Work required:
Some lines of these records may hold the word "aₙbₙ"; state how many, using only the number.

------ Information supplied ------

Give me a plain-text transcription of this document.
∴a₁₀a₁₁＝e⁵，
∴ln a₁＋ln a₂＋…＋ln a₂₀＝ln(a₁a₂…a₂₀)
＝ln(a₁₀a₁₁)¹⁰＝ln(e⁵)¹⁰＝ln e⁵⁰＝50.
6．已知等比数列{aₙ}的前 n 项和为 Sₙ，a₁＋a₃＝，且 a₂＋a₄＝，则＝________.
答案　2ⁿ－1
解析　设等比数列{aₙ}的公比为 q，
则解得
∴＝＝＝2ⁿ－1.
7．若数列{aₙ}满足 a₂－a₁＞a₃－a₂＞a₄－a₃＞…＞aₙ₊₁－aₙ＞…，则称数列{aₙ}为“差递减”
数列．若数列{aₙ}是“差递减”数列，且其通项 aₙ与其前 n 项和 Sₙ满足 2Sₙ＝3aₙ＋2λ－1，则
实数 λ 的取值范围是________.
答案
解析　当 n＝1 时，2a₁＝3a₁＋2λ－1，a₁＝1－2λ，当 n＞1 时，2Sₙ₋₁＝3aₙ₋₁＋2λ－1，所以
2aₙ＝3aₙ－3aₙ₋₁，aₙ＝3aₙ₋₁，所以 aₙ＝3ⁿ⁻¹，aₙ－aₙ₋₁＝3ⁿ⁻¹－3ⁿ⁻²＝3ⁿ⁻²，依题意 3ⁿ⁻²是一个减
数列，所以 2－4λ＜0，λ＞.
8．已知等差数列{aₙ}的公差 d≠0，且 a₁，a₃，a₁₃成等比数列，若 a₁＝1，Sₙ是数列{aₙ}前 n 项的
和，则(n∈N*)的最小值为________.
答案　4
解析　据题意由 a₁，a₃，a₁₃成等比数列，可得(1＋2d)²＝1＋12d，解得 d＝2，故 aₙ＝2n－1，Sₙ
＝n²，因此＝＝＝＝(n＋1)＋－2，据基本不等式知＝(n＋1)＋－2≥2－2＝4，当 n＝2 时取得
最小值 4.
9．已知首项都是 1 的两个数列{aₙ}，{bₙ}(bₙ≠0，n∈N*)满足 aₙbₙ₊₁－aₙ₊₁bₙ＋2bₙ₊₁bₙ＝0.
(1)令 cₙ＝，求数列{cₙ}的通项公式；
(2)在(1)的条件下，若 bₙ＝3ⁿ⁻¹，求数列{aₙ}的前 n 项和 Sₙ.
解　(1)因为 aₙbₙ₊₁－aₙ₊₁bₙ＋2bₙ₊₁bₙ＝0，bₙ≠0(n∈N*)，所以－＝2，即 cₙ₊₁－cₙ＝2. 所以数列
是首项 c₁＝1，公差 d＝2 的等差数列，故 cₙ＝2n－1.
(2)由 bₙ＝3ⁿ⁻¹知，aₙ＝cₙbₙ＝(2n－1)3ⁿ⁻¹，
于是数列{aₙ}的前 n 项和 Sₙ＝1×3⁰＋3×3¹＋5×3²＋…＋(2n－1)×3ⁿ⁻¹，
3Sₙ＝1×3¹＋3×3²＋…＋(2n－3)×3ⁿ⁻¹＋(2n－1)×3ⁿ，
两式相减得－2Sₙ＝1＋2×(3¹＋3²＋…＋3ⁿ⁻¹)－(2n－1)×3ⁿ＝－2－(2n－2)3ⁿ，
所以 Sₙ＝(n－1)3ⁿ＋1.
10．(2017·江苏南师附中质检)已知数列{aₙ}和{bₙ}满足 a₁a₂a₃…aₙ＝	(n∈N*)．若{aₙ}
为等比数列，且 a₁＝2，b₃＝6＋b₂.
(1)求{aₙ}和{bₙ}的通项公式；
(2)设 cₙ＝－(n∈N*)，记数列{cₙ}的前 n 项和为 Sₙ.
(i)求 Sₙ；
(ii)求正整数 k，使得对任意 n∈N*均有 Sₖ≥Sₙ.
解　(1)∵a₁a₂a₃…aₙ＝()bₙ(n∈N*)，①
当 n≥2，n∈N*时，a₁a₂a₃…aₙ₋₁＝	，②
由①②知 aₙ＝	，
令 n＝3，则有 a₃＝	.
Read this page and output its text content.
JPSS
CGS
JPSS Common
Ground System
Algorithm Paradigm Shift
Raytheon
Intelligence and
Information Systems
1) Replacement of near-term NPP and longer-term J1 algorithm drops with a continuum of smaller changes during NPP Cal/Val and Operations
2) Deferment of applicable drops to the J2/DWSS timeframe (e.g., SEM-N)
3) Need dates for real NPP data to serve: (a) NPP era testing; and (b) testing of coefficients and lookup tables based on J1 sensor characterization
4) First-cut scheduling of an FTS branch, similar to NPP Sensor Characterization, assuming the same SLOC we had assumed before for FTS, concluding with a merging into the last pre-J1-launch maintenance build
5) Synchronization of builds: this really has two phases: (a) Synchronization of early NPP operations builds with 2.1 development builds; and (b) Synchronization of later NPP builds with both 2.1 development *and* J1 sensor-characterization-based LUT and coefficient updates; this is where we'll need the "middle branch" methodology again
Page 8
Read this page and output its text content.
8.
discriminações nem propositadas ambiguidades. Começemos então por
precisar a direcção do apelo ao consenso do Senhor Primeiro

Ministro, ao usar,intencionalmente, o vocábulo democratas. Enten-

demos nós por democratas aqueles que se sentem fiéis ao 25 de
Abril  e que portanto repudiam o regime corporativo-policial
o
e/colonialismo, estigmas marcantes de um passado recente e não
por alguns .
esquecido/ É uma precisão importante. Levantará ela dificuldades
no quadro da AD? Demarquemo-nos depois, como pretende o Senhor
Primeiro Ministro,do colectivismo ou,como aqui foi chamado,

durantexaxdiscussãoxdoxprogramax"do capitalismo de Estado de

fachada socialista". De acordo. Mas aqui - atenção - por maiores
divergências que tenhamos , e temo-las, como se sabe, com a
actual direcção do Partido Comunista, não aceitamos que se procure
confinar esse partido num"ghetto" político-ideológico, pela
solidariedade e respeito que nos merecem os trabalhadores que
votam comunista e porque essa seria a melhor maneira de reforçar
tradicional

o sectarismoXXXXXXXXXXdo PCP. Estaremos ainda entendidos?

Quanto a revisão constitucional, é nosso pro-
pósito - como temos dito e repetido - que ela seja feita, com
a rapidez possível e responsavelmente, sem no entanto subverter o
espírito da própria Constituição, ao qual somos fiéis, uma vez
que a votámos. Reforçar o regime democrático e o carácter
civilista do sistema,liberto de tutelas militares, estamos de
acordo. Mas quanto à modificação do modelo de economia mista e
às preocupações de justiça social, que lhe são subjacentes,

------

Exercise response:
2